(EXERCISE)
Copy out every line exactly, passing over the pictures.

(GIVEN RECORDS)
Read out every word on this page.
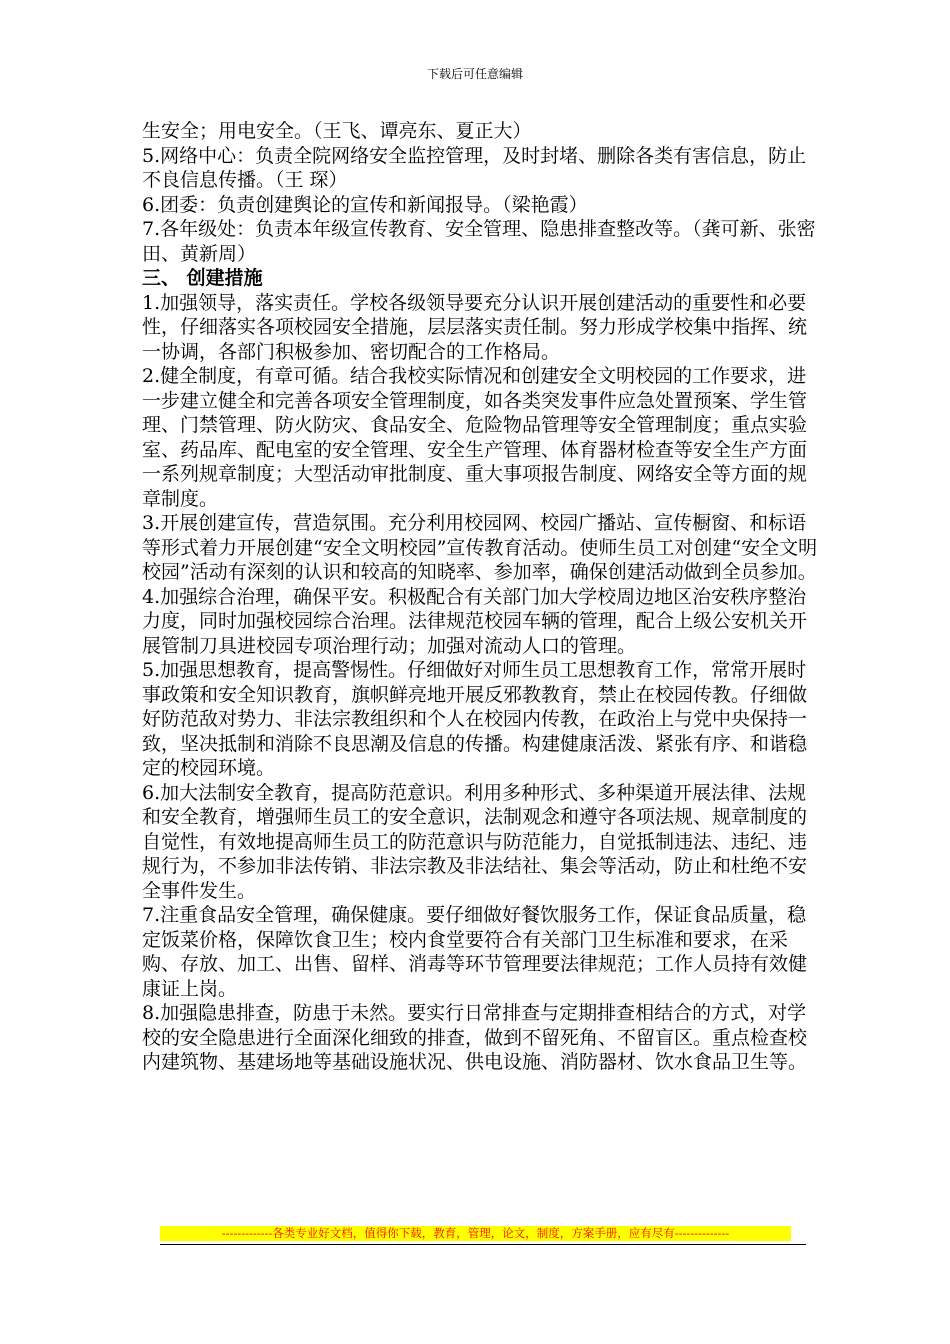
下载后可任意编辑

生安全；用电安全。（王飞、谭亮东、夏正大）

5.网络中心：负责全院网络安全监控管理，及时封堵、删除各类有害信息，防止不良信息传播。（王 琛）

6.团委：负责创建舆论的宣传和新闻报导。（梁艳霞）

7.各年级处：负责本年级宣传教育、安全管理、隐患排查整改等。（龚可新、张密田、黄新周）

三、 创建措施

1.加强领导，落实责任。学校各级领导要充分认识开展创建活动的重要性和必要性，仔细落实各项校园安全措施，层层落实责任制。努力形成学校集中指挥、统一协调，各部门积极参加、密切配合的工作格局。

2.健全制度，有章可循。结合我校实际情况和创建安全文明校园的工作要求，进一步建立健全和完善各项安全管理制度，如各类突发事件应急处置预案、学生管理、门禁管理、防火防灾、食品安全、危险物品管理等安全管理制度；重点实验室、药品库、配电室的安全管理、安全生产管理、体育器材检查等安全生产方面一系列规章制度；大型活动审批制度、重大事项报告制度、网络安全等方面的规章制度。

3.开展创建宣传，营造氛围。充分利用校园网、校园广播站、宣传橱窗、和标语等形式着力开展创建“安全文明校园”宣传教育活动。使师生员工对创建“安全文明校园”活动有深刻的认识和较高的知晓率、参加率，确保创建活动做到全员参加。

4.加强综合治理，确保平安。积极配合有关部门加大学校周边地区治安秩序整治力度，同时加强校园综合治理。法律规范校园车辆的管理，配合上级公安机关开展管制刀具进校园专项治理行动；加强对流动人口的管理。

5.加强思想教育，提高警惕性。仔细做好对师生员工思想教育工作，常常开展时事政策和安全知识教育，旗帜鲜亮地开展反邪教教育，禁止在校园传教。仔细做好防范敌对势力、非法宗教组织和个人在校园内传教，在政治上与党中央保持一致，坚决抵制和消除不良思潮及信息的传播。构建健康活泼、紧张有序、和谐稳定的校园环境。

6.加大法制安全教育，提高防范意识。利用多种形式、多种渠道开展法律、法规和安全教育，增强师生员工的安全意识，法制观念和遵守各项法规、规章制度的自觉性，有效地提高师生员工的防范意识与防范能力，自觉抵制违法、违纪、违规行为，不参加非法传销、非法宗教及非法结社、集会等活动，防止和杜绝不安全事件发生。

7.注重食品安全管理，确保健康。要仔细做好餐饮服务工作，保证食品质量，稳定饭菜价格，保障饮食卫生；校内食堂要符合有关部门卫生标准和要求，在采购、存放、加工、出售、留样、消毒等环节管理要法律规范；工作人员持有效健康证上岗。

8.加强隐患排查，防患于未然。要实行日常排查与定期排查相结合的方式，对学校的安全隐患进行全面深化细致的排查，做到不留死角、不留盲区。重点检查校内建筑物、基建场地等基础设施状况、供电设施、消防器材、饮水食品卫生等。

-------------各类专业好文档，值得你下载，教育，管理，论文，制度，方案手册，应有尽有--------------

(REPLY TO THE TASK)
Read out every word on this page.
下载后可任意编辑

生安全；用电安全。（王飞、谭亮东、夏正大）

5.网络中心：负责全院网络安全监控管理，及时封堵、删除各类有害信息，防止不良信息传播。（王 琛）

6.团委：负责创建舆论的宣传和新闻报导。（梁艳霞）

7.各年级处：负责本年级宣传教育、安全管理、隐患排查整改等。（龚可新、张密田、黄新周）

三、 创建措施

1.加强领导，落实责任。学校各级领导要充分认识开展创建活动的重要性和必要性，仔细落实各项校园安全措施，层层落实责任制。努力形成学校集中指挥、统一协调，各部门积极参加、密切配合的工作格局。

2.健全制度，有章可循。结合我校实际情况和创建安全文明校园的工作要求，进一步建立健全和完善各项安全管理制度，如各类突发事件应急处置预案、学生管理、门禁管理、防火防灾、食品安全、危险物品管理等安全管理制度；重点实验室、药品库、配电室的安全管理、安全生产管理、体育器材检查等安全生产方面一系列规章制度；大型活动审批制度、重大事项报告制度、网络安全等方面的规章制度。

3.开展创建宣传，营造氛围。充分利用校园网、校园广播站、宣传橱窗、和标语等形式着力开展创建“安全文明校园”宣传教育活动。使师生员工对创建“安全文明校园”活动有深刻的认识和较高的知晓率、参加率，确保创建活动做到全员参加。

4.加强综合治理，确保平安。积极配合有关部门加大学校周边地区治安秩序整治力度，同时加强校园综合治理。法律规范校园车辆的管理，配合上级公安机关开展管制刀具进校园专项治理行动；加强对流动人口的管理。

5.加强思想教育，提高警惕性。仔细做好对师生员工思想教育工作，常常开展时事政策和安全知识教育，旗帜鲜亮地开展反邪教教育，禁止在校园传教。仔细做好防范敌对势力、非法宗教组织和个人在校园内传教，在政治上与党中央保持一致，坚决抵制和消除不良思潮及信息的传播。构建健康活泼、紧张有序、和谐稳定的校园环境。

6.加大法制安全教育，提高防范意识。利用多种形式、多种渠道开展法律、法规和安全教育，增强师生员工的安全意识，法制观念和遵守各项法规、规章制度的自觉性，有效地提高师生员工的防范意识与防范能力，自觉抵制违法、违纪、违规行为，不参加非法传销、非法宗教及非法结社、集会等活动，防止和杜绝不安全事件发生。

7.注重食品安全管理，确保健康。要仔细做好餐饮服务工作，保证食品质量，稳定饭菜价格，保障饮食卫生；校内食堂要符合有关部门卫生标准和要求，在采购、存放、加工、出售、留样、消毒等环节管理要法律规范；工作人员持有效健康证上岗。

8.加强隐患排查，防患于未然。要实行日常排查与定期排查相结合的方式，对学校的安全隐患进行全面深化细致的排查，做到不留死角、不留盲区。重点检查校内建筑物、基建场地等基础设施状况、供电设施、消防器材、饮水食品卫生等。

-------------各类专业好文档，值得你下载，教育，管理，论文，制度，方案手册，应有尽有--------------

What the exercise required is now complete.